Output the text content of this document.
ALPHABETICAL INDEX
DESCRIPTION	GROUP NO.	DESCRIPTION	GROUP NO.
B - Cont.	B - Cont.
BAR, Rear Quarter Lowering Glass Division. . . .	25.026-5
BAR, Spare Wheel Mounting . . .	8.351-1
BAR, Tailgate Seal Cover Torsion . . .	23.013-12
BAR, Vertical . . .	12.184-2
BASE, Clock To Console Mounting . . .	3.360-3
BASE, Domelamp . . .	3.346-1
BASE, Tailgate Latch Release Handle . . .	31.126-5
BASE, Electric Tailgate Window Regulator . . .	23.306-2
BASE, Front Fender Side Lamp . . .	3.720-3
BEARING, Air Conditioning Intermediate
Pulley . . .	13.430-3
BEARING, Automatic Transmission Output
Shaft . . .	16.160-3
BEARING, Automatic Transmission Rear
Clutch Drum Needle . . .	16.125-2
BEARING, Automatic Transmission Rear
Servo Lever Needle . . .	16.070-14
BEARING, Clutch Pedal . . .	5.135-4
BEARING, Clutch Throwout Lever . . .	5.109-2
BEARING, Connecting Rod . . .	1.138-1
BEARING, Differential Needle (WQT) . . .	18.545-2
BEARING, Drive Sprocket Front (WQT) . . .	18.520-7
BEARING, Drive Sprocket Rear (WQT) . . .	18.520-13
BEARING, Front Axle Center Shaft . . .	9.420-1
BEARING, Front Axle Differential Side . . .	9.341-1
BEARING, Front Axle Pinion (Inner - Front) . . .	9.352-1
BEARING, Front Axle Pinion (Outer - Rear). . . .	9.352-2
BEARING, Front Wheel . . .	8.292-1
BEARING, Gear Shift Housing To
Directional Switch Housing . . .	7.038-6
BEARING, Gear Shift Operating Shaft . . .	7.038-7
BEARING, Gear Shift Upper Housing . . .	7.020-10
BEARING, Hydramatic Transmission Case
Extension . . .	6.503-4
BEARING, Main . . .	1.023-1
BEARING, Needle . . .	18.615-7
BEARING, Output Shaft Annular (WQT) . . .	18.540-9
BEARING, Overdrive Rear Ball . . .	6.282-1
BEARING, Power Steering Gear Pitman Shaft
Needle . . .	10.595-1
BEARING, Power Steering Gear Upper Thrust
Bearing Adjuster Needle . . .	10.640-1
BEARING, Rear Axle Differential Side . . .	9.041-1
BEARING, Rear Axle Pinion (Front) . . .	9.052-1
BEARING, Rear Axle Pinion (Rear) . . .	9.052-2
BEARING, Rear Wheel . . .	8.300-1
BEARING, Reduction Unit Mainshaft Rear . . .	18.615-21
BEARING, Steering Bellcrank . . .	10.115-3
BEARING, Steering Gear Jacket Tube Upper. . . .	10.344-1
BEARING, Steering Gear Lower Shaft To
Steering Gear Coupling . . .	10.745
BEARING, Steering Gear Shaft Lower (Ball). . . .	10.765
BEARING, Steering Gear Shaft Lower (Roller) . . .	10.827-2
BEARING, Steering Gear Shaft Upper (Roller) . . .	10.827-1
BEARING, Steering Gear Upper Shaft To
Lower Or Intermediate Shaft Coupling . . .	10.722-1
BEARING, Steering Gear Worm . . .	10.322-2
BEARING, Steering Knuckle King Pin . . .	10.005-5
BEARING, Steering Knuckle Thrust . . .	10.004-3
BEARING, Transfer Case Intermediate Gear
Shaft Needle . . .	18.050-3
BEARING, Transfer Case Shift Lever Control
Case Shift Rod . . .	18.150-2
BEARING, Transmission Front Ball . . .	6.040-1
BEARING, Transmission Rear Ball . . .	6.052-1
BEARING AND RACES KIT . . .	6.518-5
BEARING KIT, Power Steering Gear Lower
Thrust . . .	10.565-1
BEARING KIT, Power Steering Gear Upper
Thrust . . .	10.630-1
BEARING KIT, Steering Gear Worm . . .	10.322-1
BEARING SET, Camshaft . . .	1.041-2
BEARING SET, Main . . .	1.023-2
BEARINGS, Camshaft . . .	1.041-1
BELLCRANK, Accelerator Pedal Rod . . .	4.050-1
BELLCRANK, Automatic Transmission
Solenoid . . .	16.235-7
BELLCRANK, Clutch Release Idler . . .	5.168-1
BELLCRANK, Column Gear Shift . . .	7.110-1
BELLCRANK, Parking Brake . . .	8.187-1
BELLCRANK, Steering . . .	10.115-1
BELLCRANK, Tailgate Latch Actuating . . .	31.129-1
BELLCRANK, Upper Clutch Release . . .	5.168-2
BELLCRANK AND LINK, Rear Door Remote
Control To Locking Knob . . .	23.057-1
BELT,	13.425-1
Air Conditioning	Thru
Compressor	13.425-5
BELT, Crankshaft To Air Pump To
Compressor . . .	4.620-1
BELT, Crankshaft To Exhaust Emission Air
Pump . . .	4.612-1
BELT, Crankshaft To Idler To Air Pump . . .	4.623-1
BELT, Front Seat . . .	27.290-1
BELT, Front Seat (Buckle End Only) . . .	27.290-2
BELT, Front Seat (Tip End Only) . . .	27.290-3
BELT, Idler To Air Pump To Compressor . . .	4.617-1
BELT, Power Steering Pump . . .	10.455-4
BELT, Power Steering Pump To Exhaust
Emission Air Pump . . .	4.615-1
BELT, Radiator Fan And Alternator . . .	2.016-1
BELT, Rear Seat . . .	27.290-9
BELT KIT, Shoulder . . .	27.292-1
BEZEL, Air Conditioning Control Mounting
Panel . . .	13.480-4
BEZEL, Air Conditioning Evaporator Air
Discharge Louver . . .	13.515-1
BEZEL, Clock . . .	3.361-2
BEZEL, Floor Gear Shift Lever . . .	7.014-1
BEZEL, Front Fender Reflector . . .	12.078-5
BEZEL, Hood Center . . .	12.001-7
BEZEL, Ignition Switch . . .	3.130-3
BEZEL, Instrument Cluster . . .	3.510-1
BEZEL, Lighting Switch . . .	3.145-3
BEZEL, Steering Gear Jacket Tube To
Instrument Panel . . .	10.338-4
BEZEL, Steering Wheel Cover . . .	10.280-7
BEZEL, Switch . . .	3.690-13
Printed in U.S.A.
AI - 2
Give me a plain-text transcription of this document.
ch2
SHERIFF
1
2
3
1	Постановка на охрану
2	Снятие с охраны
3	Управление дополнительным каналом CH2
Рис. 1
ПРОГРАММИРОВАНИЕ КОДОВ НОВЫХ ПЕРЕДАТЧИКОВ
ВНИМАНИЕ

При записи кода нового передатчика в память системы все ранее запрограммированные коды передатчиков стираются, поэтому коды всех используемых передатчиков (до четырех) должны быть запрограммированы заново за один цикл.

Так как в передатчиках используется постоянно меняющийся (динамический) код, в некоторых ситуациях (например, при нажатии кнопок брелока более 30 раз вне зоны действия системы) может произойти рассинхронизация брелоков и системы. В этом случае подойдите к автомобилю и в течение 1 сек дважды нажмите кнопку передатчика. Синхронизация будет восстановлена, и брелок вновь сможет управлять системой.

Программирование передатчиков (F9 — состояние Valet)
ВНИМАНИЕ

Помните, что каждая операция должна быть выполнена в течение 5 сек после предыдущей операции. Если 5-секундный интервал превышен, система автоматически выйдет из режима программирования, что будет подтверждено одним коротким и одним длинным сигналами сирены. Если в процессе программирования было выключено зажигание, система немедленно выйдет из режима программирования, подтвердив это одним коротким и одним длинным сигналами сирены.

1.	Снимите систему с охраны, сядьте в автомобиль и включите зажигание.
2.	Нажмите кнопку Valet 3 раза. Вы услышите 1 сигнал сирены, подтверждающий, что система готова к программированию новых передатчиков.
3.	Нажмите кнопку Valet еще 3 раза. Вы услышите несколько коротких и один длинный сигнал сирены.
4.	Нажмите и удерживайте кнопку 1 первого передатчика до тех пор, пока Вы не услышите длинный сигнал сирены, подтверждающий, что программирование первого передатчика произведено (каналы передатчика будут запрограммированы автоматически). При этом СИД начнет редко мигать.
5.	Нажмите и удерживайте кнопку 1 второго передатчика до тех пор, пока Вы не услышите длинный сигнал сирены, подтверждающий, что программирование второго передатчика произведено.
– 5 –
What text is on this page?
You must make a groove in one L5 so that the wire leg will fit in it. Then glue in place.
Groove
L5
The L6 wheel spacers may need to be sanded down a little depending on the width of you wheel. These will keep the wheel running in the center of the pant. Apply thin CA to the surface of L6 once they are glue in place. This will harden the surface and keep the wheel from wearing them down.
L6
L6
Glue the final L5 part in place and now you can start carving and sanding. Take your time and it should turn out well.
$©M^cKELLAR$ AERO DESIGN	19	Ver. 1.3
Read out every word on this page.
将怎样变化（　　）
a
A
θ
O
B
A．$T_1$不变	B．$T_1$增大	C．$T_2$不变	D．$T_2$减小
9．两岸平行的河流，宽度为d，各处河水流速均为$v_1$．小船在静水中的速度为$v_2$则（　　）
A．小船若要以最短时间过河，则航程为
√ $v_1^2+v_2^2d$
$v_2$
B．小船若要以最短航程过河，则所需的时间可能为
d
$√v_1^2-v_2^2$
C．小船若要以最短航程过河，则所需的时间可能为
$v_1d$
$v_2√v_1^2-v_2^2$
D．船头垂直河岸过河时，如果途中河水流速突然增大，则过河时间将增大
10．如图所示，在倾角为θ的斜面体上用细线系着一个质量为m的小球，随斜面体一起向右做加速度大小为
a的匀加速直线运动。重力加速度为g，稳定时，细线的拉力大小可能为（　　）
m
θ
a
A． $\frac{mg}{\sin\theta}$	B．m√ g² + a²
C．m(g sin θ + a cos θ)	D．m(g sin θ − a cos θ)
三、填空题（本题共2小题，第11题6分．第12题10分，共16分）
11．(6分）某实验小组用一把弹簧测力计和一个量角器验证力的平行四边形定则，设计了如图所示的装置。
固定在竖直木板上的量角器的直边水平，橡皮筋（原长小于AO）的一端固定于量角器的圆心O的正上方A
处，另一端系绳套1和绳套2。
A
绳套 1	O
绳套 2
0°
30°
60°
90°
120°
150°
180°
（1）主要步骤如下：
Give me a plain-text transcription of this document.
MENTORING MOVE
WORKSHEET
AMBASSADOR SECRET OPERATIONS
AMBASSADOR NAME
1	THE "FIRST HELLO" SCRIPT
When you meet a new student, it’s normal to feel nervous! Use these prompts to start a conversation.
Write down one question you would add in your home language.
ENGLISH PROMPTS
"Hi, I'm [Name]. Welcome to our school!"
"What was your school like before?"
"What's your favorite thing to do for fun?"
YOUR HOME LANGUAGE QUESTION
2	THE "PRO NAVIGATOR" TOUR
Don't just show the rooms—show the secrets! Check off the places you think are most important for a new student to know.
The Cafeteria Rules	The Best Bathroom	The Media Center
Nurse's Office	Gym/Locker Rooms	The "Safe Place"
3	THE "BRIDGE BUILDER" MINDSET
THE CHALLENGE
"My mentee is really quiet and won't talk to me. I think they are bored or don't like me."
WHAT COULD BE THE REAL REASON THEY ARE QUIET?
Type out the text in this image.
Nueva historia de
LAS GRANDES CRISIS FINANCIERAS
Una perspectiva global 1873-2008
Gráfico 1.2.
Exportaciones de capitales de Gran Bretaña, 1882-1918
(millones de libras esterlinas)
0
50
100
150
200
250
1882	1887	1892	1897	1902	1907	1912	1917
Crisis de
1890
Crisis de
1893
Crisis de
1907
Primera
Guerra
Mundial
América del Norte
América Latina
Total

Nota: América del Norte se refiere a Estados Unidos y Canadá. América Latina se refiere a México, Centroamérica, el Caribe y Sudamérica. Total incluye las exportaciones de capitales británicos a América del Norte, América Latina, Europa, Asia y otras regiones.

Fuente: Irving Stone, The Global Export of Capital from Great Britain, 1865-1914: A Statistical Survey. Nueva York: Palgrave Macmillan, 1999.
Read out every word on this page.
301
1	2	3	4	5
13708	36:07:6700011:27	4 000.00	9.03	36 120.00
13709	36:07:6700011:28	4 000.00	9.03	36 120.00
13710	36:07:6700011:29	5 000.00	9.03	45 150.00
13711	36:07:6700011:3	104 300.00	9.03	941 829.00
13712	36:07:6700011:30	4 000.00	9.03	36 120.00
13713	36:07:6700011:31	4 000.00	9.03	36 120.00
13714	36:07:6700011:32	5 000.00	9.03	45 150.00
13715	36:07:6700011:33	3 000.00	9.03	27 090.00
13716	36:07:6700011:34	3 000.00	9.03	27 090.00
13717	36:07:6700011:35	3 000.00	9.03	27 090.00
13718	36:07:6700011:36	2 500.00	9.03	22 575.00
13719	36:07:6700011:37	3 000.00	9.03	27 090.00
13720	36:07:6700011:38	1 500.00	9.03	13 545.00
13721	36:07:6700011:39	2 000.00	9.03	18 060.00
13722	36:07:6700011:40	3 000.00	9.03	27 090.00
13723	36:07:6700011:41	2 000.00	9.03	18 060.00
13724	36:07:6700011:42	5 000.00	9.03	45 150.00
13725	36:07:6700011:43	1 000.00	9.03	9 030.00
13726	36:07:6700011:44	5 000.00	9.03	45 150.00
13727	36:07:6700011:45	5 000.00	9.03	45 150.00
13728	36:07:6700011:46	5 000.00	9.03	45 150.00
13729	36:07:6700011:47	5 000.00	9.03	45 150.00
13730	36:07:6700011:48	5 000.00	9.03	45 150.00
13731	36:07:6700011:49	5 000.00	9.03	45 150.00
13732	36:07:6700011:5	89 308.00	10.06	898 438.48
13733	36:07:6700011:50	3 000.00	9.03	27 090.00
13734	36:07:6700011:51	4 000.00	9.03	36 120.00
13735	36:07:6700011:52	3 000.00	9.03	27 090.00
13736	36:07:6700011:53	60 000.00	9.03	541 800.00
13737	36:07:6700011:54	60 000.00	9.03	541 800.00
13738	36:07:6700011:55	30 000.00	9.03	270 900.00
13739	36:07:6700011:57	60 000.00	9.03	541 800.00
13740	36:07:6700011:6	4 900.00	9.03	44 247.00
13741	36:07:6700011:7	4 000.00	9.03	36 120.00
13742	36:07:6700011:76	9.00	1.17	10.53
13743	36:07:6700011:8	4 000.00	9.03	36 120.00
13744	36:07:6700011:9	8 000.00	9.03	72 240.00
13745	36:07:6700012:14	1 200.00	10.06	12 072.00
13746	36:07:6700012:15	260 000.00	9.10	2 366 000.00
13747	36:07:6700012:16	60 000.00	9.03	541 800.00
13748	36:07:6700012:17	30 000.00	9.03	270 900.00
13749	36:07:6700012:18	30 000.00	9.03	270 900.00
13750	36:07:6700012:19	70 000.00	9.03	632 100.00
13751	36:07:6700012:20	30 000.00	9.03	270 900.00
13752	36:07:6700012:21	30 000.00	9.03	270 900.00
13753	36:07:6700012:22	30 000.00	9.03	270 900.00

WHAT THE TASK REQUIRES
Copy out each line of the data where the string "Side" appears.

EXERCISE SOLUTION
BASE, Front Fender Side Lamp . . .	3.720-3
BEARING, Front Axle Differential Side . . .	9.341-1
BEARING, Rear Axle Differential Side . . .	9.041-1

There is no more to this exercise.